[Structured figure records]
-- Begin --

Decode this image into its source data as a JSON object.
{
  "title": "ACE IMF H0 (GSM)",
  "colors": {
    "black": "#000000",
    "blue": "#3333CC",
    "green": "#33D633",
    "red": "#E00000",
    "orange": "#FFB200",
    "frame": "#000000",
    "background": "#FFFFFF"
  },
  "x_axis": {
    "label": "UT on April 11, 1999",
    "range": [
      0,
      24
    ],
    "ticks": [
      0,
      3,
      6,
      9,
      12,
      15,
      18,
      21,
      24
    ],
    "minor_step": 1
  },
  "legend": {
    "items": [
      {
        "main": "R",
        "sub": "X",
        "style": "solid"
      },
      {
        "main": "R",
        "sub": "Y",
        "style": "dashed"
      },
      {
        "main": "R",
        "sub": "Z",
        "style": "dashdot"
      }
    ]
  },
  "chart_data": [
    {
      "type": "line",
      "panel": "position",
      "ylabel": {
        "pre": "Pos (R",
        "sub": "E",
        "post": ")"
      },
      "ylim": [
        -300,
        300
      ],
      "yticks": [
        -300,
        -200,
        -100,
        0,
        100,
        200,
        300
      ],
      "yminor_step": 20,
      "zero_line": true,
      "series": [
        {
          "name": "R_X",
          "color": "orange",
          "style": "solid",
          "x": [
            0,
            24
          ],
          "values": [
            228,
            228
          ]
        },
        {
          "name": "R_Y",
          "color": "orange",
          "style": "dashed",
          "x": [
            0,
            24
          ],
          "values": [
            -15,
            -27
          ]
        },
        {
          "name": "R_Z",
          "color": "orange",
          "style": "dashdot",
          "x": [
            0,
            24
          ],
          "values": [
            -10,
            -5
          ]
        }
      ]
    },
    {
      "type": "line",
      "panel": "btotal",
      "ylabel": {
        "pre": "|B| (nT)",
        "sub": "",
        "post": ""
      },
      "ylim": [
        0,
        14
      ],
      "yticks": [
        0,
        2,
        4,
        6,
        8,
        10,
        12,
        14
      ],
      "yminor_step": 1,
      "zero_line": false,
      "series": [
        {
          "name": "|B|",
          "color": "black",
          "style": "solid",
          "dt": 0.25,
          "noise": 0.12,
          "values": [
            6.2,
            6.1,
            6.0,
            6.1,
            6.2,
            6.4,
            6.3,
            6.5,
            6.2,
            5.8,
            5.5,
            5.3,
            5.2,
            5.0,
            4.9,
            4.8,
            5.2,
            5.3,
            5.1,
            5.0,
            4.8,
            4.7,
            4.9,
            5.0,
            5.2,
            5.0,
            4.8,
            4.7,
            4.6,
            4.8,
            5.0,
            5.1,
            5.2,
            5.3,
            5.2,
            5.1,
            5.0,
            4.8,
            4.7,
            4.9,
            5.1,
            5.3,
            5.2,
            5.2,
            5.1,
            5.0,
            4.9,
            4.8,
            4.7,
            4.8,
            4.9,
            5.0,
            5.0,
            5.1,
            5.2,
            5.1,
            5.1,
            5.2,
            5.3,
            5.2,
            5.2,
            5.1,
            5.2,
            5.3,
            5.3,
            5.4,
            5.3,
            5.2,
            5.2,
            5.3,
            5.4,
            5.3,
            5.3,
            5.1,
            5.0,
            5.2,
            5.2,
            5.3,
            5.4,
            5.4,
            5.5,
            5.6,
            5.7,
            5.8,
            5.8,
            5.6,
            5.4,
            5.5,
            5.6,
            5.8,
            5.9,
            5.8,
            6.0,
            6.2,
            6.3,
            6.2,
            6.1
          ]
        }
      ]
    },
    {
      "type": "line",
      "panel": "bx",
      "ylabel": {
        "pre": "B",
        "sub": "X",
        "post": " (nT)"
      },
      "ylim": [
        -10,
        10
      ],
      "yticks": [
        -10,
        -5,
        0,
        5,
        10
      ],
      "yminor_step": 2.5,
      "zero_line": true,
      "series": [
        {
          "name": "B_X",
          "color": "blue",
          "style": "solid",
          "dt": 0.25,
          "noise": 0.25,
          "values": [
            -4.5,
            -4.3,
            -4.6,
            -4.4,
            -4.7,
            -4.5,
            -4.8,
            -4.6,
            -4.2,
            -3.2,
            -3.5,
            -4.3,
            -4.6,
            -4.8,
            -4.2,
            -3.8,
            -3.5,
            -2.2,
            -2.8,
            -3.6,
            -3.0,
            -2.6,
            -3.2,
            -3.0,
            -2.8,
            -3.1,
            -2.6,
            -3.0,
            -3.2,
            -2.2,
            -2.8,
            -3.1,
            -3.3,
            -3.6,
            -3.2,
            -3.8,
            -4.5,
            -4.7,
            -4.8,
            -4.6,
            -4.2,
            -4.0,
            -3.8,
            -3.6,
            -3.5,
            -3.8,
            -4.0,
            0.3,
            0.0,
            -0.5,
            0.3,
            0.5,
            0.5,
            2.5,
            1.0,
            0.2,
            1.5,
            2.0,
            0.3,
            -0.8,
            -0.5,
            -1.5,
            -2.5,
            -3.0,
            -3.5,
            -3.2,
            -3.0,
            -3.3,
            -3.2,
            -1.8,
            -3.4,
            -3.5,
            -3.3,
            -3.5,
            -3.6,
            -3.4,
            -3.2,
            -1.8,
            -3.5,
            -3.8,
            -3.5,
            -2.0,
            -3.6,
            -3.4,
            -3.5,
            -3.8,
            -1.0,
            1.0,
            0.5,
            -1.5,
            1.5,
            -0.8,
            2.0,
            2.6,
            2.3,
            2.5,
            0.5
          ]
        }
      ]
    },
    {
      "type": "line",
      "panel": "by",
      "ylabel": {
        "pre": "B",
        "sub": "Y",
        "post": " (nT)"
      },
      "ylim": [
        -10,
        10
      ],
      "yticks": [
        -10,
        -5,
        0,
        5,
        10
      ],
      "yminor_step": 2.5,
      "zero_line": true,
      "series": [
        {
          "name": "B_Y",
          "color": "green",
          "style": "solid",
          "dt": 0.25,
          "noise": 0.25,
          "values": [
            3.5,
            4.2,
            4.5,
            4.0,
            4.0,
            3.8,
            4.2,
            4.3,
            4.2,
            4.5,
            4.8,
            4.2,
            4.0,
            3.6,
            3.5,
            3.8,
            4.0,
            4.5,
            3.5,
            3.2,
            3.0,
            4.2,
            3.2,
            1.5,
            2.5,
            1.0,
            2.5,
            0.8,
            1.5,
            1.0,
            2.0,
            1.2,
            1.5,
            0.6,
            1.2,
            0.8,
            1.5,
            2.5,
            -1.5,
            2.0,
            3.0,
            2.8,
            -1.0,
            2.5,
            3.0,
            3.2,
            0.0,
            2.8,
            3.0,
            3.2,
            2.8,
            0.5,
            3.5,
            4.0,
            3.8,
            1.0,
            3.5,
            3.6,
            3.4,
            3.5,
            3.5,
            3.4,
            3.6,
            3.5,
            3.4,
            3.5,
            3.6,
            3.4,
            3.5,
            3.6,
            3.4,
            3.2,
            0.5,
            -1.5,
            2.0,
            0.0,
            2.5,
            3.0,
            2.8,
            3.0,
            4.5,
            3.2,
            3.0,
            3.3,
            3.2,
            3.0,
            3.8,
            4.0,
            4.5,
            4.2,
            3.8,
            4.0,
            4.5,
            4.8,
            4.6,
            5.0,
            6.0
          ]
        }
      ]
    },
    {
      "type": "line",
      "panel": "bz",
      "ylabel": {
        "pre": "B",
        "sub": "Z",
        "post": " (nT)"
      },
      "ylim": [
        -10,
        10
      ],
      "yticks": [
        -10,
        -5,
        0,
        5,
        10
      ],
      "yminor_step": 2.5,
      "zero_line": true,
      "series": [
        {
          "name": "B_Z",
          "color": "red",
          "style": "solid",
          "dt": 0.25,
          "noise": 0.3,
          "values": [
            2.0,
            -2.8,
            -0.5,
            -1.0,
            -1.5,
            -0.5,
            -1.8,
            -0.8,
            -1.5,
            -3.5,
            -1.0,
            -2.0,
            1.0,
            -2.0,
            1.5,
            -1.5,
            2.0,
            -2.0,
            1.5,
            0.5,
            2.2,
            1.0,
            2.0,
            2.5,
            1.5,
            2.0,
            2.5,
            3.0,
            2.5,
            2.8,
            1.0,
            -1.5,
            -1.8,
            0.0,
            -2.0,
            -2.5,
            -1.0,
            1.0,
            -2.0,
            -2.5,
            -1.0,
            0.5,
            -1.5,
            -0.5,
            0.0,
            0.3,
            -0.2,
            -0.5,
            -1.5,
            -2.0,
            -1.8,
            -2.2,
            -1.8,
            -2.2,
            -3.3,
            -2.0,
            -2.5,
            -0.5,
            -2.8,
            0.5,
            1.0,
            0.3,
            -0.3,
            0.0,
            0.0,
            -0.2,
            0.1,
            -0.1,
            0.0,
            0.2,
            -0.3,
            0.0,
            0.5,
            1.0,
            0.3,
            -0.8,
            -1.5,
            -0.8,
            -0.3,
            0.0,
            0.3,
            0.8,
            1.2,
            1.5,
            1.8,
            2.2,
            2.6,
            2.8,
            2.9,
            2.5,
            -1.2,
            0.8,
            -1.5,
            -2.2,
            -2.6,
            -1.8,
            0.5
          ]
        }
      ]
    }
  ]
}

-- End --

[Aim of the task] Each line with the string "noise" in it needs to be found and copied.

[Written response]
          "noise": 0.12,
          "noise": 0.25,
          "noise": 0.25,
          "noise": 0.3,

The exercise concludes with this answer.